Saved entries:

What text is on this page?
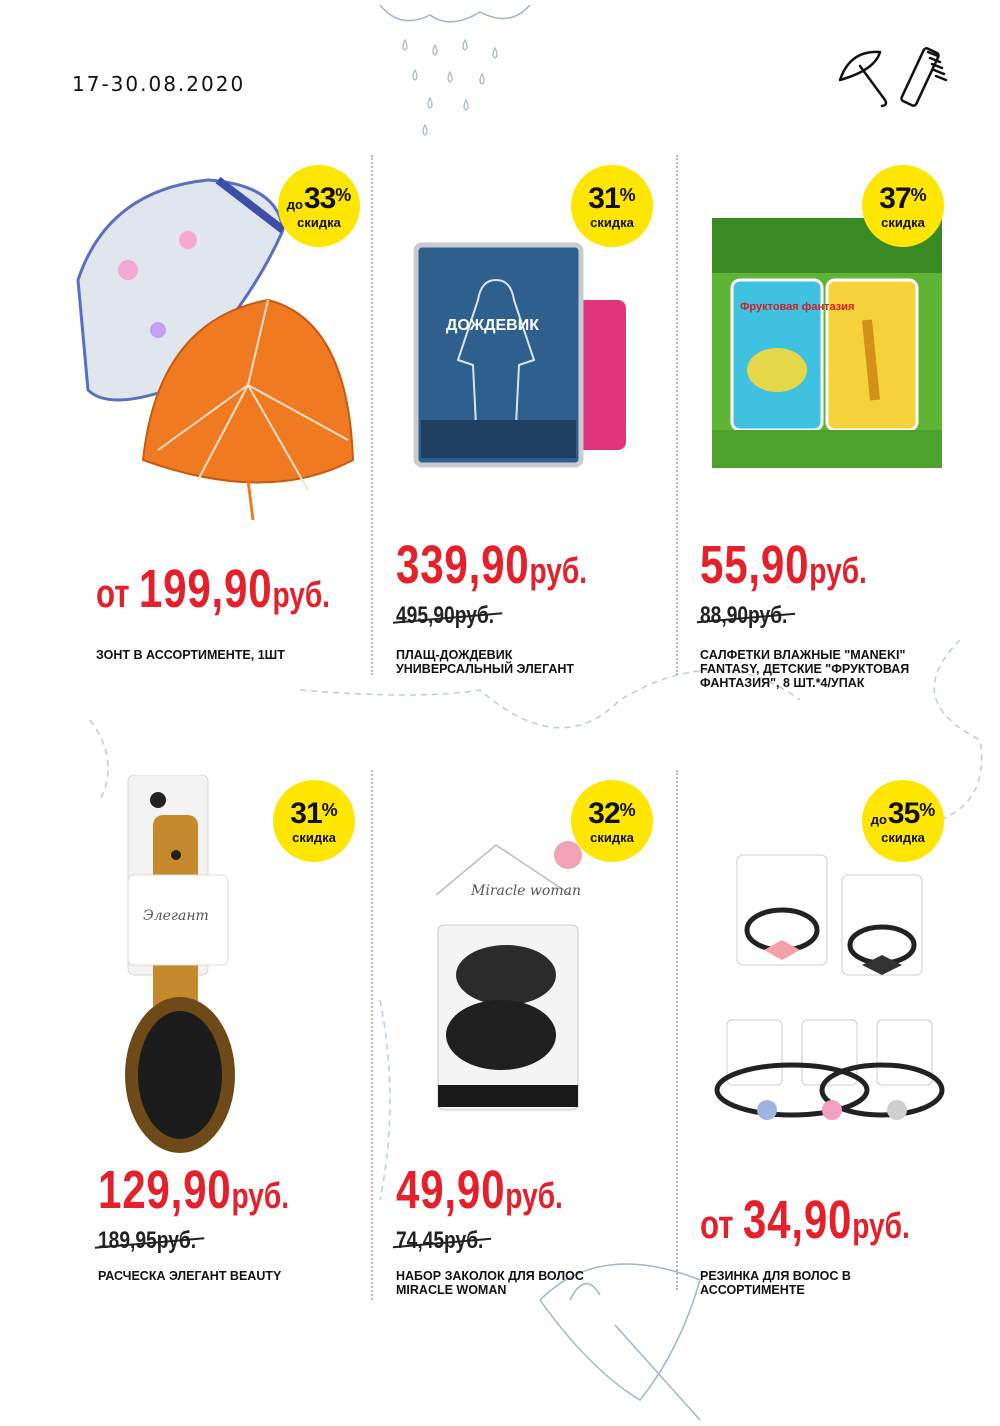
17-30.08.2020
до 33 %
скидка
от 199,90руб.
ЗОНТ В АССОРТИМЕНТЕ, 1ШТ
ДОЖДЕВИК
31 %
скидка
339,90руб.
495,90руб.
ПЛАЩ-ДОЖДЕВИК УНИВЕРСАЛЬНЫЙ ЭЛЕГАНТ
Фруктовая фантазия
37 %
скидка
55,90руб.
88,90руб.
САЛФЕТКИ ВЛАЖНЫЕ "MANEKI" FANTASY, ДЕТСКИЕ "ФРУКТОВАЯ ФАНТАЗИЯ", 8 ШТ.*4/УПАК
Элегант
31 %
скидка
129,90руб.
189,95руб.
РАСЧЕСКА ЭЛЕГАНТ BEAUTY
Miracle woman
32 %
скидка
49,90руб.
74,45руб.
НАБОР ЗАКОЛОК ДЛЯ ВОЛОС MIRACLE WOMAN
до 35 %
скидка
от 34,90руб.
РЕЗИНКА ДЛЯ ВОЛОС В АССОРТИМЕНТЕ
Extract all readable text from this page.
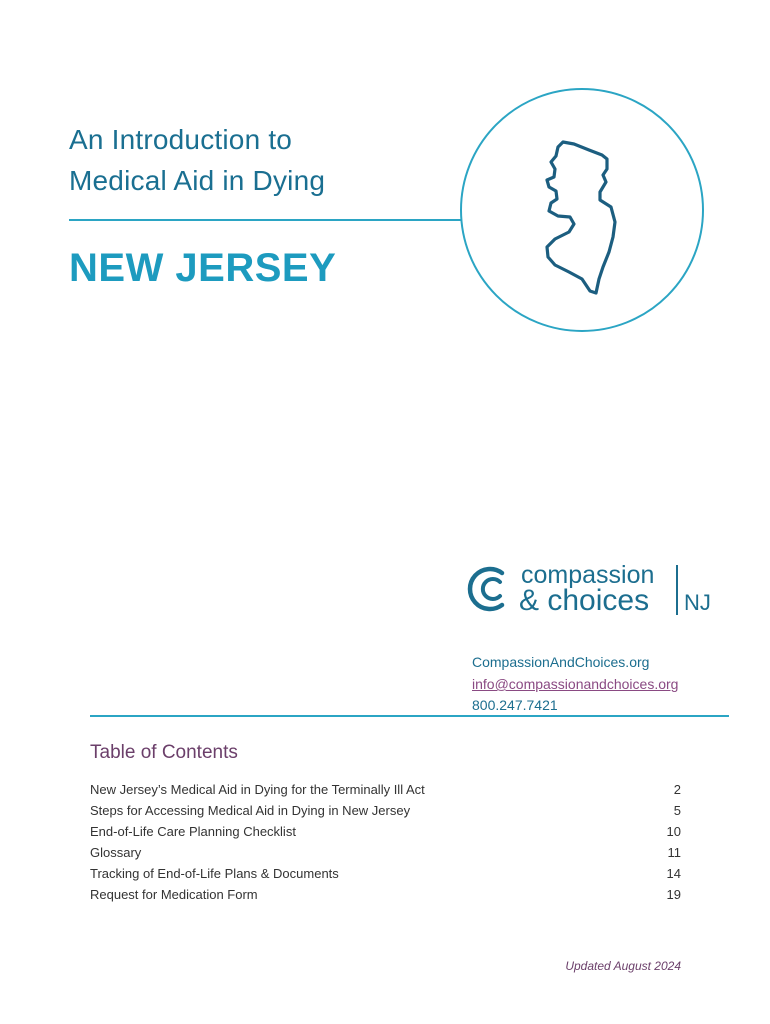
An Introduction to
Medical Aid in Dying
NEW JERSEY
compassion
& choices NJ
CompassionAndChoices.org
info@compassionandchoices.org
800.247.7421
Table of Contents
New Jersey’s Medical Aid in Dying for the Terminally Ill Act	2
Steps for Accessing Medical Aid in Dying in New Jersey	5
End-of-Life Care Planning Checklist	10
Glossary	11
Tracking of End-of-Life Plans & Documents	14
Request for Medication Form	19
Updated August 2024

» EXERCISE PROMPT
Return to the listing above and set it down exactly, leaving out its pictures.

» THE REPLY
What text is on this page?
17-30.08.2020
до 33 %
скидка
от 199,90руб.
ЗОНТ В АССОРТИМЕНТЕ, 1ШТ
ДОЖДЕВИК
31 %
скидка
339,90руб.
495,90руб.
ПЛАЩ-ДОЖДЕВИК УНИВЕРСАЛЬНЫЙ ЭЛЕГАНТ
Фруктовая фантазия
37 %
скидка
55,90руб.
88,90руб.
САЛФЕТКИ ВЛАЖНЫЕ "MANEKI" FANTASY, ДЕТСКИЕ "ФРУКТОВАЯ ФАНТАЗИЯ", 8 ШТ.*4/УПАК
Элегант
31 %
скидка
129,90руб.
189,95руб.
РАСЧЕСКА ЭЛЕГАНТ BEAUTY
Miracle woman
32 %
скидка
49,90руб.
74,45руб.
НАБОР ЗАКОЛОК ДЛЯ ВОЛОС MIRACLE WOMAN
до 35 %
скидка
от 34,90руб.
РЕЗИНКА ДЛЯ ВОЛОС В АССОРТИМЕНТЕ
Extract all readable text from this page.
An Introduction to
Medical Aid in Dying
NEW JERSEY
compassion
& choices NJ
CompassionAndChoices.org
info@compassionandchoices.org
800.247.7421
Table of Contents
New Jersey’s Medical Aid in Dying for the Terminally Ill Act	2
Steps for Accessing Medical Aid in Dying in New Jersey	5
End-of-Life Care Planning Checklist	10
Glossary	11
Tracking of End-of-Life Plans & Documents	14
Request for Medication Form	19
Updated August 2024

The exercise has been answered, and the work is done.